**Source:**
Shared Housing Tackles Loneliness in Homeless Services
*This article was previously published in Shelterforce Magazine on Jan. 12, 2022. You can view the story here.
Across the country, in urban and rural housing markets, renters contend with lower vacancy rates and rising costs as they compete for fewer and more expensive housing options. Since January 2021, the national median rent has increased by 16 percent, rising over 25 percent in 22 of our largest cities. Housing insecurity and homelessness are on the rise. As of mid-November 2021, 16 percent of all renters had not caught up on rent, and the number of people experiencing unsheltered homelessness continues to rise. For millions of very-low-income households, the map of housing options is bleak.
One underused option is shared housing. Shared housing is when two or more unrelated people live together, split the cost of rent, and share common spaces. Implemented in several communities across the country, the best practice for shared housing is for each person to have their own bedroom in a permanent housing context. Shared housing is a norm across the private housing market, but households exiting homelessness are primarily offered a single-unit option by housing providers. Homelessness is a condition of severed relationships, intersecting with a lack of affordable housing options. Many people who transition from homelessness into single units experience loneliness and social isolation, which is an especially significant issue for older, formerly homeless adults. Deploying shared housing for elderly, single, youth and family households in and at risk of homelessness has opened additional pathways of increased affordability and supportive, live-in community connection.

**Listed entries:**
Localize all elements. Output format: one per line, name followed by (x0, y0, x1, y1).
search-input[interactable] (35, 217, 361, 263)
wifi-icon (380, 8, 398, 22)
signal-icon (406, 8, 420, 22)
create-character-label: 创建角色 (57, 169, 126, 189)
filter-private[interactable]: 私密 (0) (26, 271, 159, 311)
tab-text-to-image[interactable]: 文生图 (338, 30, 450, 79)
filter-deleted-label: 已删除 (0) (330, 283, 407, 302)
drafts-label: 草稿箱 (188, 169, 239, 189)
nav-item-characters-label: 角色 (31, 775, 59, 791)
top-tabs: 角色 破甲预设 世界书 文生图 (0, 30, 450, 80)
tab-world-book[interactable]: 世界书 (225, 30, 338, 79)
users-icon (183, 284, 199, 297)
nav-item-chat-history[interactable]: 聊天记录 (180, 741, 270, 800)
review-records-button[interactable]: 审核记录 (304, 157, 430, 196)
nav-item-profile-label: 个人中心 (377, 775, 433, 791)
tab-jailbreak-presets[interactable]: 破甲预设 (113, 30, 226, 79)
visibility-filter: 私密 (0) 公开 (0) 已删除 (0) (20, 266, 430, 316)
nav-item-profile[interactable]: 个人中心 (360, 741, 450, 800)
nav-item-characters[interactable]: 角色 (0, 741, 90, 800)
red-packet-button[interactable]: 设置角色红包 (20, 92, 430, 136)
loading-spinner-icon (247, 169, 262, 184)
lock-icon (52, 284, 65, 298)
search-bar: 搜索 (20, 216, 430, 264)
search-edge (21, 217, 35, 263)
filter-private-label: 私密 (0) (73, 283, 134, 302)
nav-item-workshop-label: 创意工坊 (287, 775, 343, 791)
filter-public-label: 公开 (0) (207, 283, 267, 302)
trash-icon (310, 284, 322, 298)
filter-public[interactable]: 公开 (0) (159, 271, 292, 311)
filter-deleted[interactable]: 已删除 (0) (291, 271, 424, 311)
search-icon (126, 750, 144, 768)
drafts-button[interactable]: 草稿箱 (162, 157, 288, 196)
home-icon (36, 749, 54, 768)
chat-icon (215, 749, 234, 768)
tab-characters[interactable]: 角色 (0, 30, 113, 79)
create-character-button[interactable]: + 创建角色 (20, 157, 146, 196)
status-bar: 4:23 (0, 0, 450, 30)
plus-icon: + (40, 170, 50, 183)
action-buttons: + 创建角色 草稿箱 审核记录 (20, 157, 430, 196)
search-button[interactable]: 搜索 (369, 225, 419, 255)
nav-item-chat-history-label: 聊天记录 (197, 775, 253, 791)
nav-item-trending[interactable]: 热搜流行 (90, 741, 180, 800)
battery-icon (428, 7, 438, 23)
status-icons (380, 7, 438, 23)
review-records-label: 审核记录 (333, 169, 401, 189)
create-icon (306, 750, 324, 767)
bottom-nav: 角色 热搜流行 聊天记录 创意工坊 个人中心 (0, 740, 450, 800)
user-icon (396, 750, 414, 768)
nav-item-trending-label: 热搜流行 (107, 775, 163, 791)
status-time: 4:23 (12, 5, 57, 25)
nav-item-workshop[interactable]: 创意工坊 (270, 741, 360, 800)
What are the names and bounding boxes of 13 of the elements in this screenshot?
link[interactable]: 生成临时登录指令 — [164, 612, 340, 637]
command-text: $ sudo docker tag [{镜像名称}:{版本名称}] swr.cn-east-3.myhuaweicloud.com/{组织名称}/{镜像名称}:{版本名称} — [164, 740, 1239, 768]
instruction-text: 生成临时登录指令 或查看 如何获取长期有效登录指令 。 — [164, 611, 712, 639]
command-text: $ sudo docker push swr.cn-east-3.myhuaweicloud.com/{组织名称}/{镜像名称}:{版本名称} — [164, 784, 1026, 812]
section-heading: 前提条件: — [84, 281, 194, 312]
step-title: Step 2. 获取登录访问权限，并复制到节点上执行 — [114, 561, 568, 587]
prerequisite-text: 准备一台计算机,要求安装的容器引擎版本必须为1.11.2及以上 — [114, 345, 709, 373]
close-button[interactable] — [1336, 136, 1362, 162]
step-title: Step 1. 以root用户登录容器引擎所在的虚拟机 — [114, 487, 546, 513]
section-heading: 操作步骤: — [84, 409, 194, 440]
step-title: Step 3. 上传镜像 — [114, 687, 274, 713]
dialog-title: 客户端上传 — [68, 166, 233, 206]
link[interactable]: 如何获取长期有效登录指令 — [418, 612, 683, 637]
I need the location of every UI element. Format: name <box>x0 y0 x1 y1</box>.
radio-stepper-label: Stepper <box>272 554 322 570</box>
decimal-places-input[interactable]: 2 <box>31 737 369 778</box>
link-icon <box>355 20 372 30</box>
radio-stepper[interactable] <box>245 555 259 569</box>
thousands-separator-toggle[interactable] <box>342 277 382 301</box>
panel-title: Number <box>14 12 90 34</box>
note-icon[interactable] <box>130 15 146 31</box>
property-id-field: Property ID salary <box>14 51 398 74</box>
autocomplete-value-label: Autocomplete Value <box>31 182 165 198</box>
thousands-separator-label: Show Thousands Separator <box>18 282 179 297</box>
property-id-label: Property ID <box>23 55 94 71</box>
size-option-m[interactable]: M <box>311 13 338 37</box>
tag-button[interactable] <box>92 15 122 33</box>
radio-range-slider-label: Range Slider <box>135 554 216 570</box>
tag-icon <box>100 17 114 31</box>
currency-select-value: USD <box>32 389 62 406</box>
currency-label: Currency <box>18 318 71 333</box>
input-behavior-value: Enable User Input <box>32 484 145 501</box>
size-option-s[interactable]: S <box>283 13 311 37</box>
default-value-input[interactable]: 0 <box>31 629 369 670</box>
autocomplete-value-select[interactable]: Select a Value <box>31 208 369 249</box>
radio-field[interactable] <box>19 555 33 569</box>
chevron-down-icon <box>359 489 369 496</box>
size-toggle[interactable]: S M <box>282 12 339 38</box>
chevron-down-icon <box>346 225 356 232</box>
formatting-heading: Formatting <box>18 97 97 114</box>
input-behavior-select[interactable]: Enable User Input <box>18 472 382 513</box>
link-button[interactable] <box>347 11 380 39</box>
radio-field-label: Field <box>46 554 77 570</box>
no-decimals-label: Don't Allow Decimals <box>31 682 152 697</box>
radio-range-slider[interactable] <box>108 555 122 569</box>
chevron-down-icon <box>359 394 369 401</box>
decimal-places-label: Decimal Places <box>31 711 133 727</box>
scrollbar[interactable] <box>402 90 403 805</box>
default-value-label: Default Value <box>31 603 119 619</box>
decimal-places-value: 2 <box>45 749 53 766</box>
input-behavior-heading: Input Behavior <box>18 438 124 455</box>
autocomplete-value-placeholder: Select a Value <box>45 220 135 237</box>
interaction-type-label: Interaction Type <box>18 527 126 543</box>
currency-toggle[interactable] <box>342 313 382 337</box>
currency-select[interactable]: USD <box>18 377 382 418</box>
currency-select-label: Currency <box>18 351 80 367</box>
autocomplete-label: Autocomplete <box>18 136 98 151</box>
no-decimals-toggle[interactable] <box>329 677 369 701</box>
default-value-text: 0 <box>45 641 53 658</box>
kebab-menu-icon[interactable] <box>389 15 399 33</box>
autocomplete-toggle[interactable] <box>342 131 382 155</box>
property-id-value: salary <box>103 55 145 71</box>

**What is asked:**
1/ Decide whether each statement agrees with the shared housing article. Answer yes or no for each, and quote the words from the article that settle it. (a) The national median rent has gone up 16 percent since January 2021. (b) Shared housing is rare in the private housing market. (c) The best practice for shared housing is for residents to share bedrooms.
2/ Please quote the rows from the start of the rows through the line containing "filter-deleted-label: 已删除 (0)", including both ends.
The rows have nothing to do with the shared housing article.

**Answer list:**
1/
(a) Yes: "Since January 2021, the national median rent has increased by 16 percent"
(b) No: "Shared housing is a norm across the private housing market"
(c) No: "the best practice for shared housing is for each person to have their own bedroom in a permanent housing context"

2/
Localize all elements. Output format: one per line, name followed by (x0, y0, x1, y1).
search-input[interactable] (35, 217, 361, 263)
wifi-icon (380, 8, 398, 22)
signal-icon (406, 8, 420, 22)
create-character-label: 创建角色 (57, 169, 126, 189)
filter-private[interactable]: 私密 (0) (26, 271, 159, 311)
tab-text-to-image[interactable]: 文生图 (338, 30, 450, 79)
filter-deleted-label: 已删除 (0) (330, 283, 407, 302)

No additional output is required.